• [Short exercise]
Each line holding the word "Circumstantiae" counts once; give the total and nothing more.
****************
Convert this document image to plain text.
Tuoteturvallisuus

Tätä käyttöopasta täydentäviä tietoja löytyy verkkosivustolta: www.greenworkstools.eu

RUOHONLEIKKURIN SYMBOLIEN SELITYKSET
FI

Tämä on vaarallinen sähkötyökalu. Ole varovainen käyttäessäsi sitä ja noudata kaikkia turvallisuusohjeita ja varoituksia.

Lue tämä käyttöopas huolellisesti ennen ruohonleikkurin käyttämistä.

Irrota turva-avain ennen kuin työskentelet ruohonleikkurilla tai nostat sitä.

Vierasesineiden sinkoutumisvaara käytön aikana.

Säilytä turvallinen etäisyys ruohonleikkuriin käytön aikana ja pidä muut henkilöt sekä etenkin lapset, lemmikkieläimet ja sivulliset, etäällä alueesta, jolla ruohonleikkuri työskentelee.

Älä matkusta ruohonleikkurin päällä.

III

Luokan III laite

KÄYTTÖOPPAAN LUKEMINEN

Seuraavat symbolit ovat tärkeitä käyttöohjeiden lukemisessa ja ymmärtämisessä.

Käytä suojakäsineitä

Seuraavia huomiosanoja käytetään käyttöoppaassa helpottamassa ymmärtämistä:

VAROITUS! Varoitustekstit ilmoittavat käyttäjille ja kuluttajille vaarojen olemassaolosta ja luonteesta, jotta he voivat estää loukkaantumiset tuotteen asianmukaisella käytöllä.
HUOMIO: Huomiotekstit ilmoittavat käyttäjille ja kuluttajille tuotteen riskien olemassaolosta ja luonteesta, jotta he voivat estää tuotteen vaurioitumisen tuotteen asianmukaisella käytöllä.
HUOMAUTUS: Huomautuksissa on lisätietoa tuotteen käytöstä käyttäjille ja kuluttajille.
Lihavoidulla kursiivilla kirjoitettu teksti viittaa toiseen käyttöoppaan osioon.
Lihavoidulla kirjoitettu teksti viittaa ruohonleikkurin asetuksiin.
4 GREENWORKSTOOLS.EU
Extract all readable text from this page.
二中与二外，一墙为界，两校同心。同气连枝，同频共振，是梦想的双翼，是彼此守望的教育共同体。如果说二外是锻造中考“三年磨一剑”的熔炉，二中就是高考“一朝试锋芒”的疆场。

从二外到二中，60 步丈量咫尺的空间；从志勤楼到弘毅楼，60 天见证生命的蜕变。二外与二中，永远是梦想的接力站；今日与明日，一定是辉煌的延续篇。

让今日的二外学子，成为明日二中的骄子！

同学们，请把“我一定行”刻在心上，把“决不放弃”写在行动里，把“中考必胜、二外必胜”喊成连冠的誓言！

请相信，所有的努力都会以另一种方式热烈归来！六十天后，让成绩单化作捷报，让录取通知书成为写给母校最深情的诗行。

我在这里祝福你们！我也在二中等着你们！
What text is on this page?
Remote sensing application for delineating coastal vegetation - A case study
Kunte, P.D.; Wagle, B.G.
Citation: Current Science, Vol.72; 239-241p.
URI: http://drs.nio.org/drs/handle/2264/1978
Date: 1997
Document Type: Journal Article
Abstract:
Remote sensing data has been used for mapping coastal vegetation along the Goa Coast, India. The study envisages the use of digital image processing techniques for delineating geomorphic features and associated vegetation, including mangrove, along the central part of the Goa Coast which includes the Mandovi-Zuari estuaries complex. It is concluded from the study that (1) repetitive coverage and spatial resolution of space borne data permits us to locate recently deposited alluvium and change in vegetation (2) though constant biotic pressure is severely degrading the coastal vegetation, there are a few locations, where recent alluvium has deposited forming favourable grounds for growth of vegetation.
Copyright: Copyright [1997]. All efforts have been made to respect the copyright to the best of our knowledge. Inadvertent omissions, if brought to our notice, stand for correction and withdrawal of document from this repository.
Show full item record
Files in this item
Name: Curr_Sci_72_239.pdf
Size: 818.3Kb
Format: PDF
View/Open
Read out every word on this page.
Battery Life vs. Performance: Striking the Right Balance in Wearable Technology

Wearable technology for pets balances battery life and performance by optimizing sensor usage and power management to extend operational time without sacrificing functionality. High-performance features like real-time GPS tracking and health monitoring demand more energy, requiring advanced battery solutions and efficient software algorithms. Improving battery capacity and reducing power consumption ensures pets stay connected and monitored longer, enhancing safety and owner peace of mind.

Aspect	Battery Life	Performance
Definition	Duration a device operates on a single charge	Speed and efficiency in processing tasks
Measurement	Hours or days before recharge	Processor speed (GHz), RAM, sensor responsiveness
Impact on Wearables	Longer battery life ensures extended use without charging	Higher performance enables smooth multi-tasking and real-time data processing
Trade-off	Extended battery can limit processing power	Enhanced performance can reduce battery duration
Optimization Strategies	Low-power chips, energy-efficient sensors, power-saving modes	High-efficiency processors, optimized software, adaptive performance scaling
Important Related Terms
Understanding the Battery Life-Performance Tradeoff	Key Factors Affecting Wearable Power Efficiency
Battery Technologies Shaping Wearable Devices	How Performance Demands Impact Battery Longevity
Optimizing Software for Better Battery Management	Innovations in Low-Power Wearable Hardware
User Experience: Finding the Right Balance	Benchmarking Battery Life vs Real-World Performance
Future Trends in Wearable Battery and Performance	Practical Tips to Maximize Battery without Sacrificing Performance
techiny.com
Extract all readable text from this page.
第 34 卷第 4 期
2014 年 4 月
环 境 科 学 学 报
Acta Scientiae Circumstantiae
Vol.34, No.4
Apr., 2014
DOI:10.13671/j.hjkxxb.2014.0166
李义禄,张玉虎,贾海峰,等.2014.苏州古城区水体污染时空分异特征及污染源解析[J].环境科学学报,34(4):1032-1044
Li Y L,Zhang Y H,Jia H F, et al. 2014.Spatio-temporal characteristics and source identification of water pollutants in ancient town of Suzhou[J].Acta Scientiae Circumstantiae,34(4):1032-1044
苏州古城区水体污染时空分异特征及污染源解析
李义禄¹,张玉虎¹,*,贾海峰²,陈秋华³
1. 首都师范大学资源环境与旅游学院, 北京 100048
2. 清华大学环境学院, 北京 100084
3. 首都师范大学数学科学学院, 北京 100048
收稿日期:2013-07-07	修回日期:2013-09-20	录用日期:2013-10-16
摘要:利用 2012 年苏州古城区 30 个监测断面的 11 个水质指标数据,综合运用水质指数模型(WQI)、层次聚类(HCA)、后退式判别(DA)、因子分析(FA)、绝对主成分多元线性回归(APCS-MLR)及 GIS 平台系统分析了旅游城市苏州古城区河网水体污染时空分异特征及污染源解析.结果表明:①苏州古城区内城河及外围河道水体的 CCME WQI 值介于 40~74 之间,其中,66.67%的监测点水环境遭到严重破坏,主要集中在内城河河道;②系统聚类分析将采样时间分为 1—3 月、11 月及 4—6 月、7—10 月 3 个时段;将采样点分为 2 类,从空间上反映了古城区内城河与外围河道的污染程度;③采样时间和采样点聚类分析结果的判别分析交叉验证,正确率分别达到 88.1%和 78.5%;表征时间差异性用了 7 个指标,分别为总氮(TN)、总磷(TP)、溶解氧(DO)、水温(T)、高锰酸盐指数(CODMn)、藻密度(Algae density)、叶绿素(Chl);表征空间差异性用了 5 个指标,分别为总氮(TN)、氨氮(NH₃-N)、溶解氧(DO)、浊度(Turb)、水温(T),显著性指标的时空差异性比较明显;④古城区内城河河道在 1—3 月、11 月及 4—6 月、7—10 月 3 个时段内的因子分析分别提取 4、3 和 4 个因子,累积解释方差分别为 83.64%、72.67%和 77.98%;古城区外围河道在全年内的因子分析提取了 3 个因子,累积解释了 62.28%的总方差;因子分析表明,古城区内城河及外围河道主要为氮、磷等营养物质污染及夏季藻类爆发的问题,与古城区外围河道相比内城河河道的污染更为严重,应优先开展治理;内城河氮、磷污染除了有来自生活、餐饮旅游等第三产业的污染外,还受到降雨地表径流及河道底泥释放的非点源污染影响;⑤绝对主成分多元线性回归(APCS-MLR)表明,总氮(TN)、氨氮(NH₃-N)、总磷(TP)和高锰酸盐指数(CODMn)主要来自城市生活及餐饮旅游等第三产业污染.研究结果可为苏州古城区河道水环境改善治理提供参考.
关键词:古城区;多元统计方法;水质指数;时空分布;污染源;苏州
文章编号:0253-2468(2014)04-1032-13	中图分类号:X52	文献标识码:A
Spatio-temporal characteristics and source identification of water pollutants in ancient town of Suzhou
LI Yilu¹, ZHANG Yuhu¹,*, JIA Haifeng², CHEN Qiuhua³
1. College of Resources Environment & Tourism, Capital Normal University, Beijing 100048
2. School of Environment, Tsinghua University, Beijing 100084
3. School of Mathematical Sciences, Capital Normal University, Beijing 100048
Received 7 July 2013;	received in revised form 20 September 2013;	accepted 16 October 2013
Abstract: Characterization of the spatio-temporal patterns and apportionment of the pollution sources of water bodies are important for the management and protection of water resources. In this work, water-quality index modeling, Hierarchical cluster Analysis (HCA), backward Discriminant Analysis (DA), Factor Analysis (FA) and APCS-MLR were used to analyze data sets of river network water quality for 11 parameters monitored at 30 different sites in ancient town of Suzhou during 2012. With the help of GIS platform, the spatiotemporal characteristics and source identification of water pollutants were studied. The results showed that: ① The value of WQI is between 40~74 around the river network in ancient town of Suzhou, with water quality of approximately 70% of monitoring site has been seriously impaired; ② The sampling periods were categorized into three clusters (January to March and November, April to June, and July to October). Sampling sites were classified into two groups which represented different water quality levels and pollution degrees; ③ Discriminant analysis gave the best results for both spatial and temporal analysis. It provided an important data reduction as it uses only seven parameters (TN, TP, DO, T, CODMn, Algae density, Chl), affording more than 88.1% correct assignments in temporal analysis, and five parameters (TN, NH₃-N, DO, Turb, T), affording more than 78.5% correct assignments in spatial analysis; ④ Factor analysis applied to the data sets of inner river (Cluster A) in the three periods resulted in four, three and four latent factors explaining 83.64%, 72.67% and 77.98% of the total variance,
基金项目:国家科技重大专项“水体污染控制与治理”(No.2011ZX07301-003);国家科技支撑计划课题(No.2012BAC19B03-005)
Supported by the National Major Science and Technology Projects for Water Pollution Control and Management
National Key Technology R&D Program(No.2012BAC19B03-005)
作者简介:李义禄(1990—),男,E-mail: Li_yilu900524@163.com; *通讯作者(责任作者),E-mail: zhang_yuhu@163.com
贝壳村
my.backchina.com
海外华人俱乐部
****************
• [Task response]
2